» **The task**: Would you transcribe the listing that follows, character for character, and omit its images?

--- Data section ---

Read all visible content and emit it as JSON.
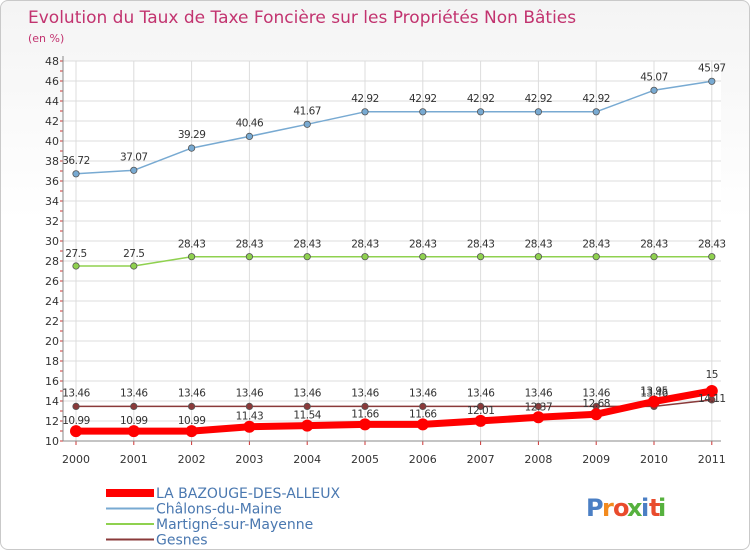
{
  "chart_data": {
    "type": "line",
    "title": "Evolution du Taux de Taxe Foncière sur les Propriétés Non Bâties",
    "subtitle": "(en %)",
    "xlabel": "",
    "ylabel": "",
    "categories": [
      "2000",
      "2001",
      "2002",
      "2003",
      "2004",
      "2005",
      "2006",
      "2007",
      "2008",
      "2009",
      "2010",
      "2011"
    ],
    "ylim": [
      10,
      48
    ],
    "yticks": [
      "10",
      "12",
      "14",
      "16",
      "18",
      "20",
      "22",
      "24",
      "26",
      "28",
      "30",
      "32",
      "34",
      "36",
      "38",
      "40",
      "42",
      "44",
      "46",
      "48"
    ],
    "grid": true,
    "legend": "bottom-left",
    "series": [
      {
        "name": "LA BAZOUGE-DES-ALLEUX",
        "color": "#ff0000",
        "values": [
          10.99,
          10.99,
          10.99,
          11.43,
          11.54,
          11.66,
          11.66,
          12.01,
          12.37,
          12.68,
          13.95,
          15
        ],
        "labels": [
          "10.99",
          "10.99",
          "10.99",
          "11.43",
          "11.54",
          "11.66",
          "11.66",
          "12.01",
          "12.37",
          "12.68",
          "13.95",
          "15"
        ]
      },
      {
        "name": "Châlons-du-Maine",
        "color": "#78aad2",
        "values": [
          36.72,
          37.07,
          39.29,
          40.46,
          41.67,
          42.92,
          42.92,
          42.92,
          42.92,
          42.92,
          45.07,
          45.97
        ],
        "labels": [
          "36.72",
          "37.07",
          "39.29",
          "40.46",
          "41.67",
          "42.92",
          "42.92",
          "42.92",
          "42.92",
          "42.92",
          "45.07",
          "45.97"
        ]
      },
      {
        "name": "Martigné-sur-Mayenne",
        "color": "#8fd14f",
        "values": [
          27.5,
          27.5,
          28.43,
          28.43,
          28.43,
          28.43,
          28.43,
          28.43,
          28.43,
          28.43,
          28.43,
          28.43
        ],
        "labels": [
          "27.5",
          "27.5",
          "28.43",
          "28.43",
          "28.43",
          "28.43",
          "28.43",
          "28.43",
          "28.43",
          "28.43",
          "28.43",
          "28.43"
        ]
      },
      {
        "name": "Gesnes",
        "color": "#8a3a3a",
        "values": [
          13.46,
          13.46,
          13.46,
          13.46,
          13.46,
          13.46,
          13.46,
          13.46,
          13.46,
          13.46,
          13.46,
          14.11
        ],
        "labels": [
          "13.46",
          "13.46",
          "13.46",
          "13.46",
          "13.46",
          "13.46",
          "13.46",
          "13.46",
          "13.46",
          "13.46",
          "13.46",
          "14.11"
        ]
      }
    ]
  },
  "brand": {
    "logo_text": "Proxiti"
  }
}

---

» **Task output**:
Read all visible content and emit it as JSON.
{
  "chart_data": {
    "type": "line",
    "title": "Evolution du Taux de Taxe Foncière sur les Propriétés Non Bâties",
    "subtitle": "(en %)",
    "xlabel": "",
    "ylabel": "",
    "categories": [
      "2000",
      "2001",
      "2002",
      "2003",
      "2004",
      "2005",
      "2006",
      "2007",
      "2008",
      "2009",
      "2010",
      "2011"
    ],
    "ylim": [
      10,
      48
    ],
    "yticks": [
      "10",
      "12",
      "14",
      "16",
      "18",
      "20",
      "22",
      "24",
      "26",
      "28",
      "30",
      "32",
      "34",
      "36",
      "38",
      "40",
      "42",
      "44",
      "46",
      "48"
    ],
    "grid": true,
    "legend": "bottom-left",
    "series": [
      {
        "name": "LA BAZOUGE-DES-ALLEUX",
        "color": "#ff0000",
        "values": [
          10.99,
          10.99,
          10.99,
          11.43,
          11.54,
          11.66,
          11.66,
          12.01,
          12.37,
          12.68,
          13.95,
          15
        ],
        "labels": [
          "10.99",
          "10.99",
          "10.99",
          "11.43",
          "11.54",
          "11.66",
          "11.66",
          "12.01",
          "12.37",
          "12.68",
          "13.95",
          "15"
        ]
      },
      {
        "name": "Châlons-du-Maine",
        "color": "#78aad2",
        "values": [
          36.72,
          37.07,
          39.29,
          40.46,
          41.67,
          42.92,
          42.92,
          42.92,
          42.92,
          42.92,
          45.07,
          45.97
        ],
        "labels": [
          "36.72",
          "37.07",
          "39.29",
          "40.46",
          "41.67",
          "42.92",
          "42.92",
          "42.92",
          "42.92",
          "42.92",
          "45.07",
          "45.97"
        ]
      },
      {
        "name": "Martigné-sur-Mayenne",
        "color": "#8fd14f",
        "values": [
          27.5,
          27.5,
          28.43,
          28.43,
          28.43,
          28.43,
          28.43,
          28.43,
          28.43,
          28.43,
          28.43,
          28.43
        ],
        "labels": [
          "27.5",
          "27.5",
          "28.43",
          "28.43",
          "28.43",
          "28.43",
          "28.43",
          "28.43",
          "28.43",
          "28.43",
          "28.43",
          "28.43"
        ]
      },
      {
        "name": "Gesnes",
        "color": "#8a3a3a",
        "values": [
          13.46,
          13.46,
          13.46,
          13.46,
          13.46,
          13.46,
          13.46,
          13.46,
          13.46,
          13.46,
          13.46,
          14.11
        ],
        "labels": [
          "13.46",
          "13.46",
          "13.46",
          "13.46",
          "13.46",
          "13.46",
          "13.46",
          "13.46",
          "13.46",
          "13.46",
          "13.46",
          "14.11"
        ]
      }
    ]
  },
  "brand": {
    "logo_text": "Proxiti"
  }
}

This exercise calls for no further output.